Requirement
Reproduce every entry exactly.

Listed entries
-- BEGIN --
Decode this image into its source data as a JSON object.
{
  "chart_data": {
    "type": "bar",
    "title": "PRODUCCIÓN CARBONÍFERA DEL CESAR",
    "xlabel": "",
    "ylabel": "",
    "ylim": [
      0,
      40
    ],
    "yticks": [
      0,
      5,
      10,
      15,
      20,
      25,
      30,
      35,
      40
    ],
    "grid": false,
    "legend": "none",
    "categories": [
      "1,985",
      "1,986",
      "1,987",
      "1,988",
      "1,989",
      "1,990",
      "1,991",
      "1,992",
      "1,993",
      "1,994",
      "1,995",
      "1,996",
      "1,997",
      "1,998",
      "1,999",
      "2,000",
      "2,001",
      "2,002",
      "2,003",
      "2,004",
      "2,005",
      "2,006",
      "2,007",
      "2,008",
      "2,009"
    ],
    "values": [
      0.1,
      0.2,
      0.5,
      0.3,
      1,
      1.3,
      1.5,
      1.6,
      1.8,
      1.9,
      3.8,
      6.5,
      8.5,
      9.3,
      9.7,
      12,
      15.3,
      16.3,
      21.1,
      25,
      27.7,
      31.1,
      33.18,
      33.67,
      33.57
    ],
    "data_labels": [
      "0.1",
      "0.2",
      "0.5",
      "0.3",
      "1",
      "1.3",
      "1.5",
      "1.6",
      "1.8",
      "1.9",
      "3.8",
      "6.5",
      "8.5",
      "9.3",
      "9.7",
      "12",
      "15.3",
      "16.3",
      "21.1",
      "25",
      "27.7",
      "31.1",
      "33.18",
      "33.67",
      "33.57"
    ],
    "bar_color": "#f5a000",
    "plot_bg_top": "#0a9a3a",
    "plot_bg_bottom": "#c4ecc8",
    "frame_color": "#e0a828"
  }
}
-- END --
Task output
Decode this image into its source data as a JSON object.
{
  "chart_data": {
    "type": "bar",
    "title": "PRODUCCIÓN CARBONÍFERA DEL CESAR",
    "xlabel": "",
    "ylabel": "",
    "ylim": [
      0,
      40
    ],
    "yticks": [
      0,
      5,
      10,
      15,
      20,
      25,
      30,
      35,
      40
    ],
    "grid": false,
    "legend": "none",
    "categories": [
      "1,985",
      "1,986",
      "1,987",
      "1,988",
      "1,989",
      "1,990",
      "1,991",
      "1,992",
      "1,993",
      "1,994",
      "1,995",
      "1,996",
      "1,997",
      "1,998",
      "1,999",
      "2,000",
      "2,001",
      "2,002",
      "2,003",
      "2,004",
      "2,005",
      "2,006",
      "2,007",
      "2,008",
      "2,009"
    ],
    "values": [
      0.1,
      0.2,
      0.5,
      0.3,
      1,
      1.3,
      1.5,
      1.6,
      1.8,
      1.9,
      3.8,
      6.5,
      8.5,
      9.3,
      9.7,
      12,
      15.3,
      16.3,
      21.1,
      25,
      27.7,
      31.1,
      33.18,
      33.67,
      33.57
    ],
    "data_labels": [
      "0.1",
      "0.2",
      "0.5",
      "0.3",
      "1",
      "1.3",
      "1.5",
      "1.6",
      "1.8",
      "1.9",
      "3.8",
      "6.5",
      "8.5",
      "9.3",
      "9.7",
      "12",
      "15.3",
      "16.3",
      "21.1",
      "25",
      "27.7",
      "31.1",
      "33.18",
      "33.67",
      "33.57"
    ],
    "bar_color": "#f5a000",
    "plot_bg_top": "#0a9a3a",
    "plot_bg_bottom": "#c4ecc8",
    "frame_color": "#e0a828"
  }
}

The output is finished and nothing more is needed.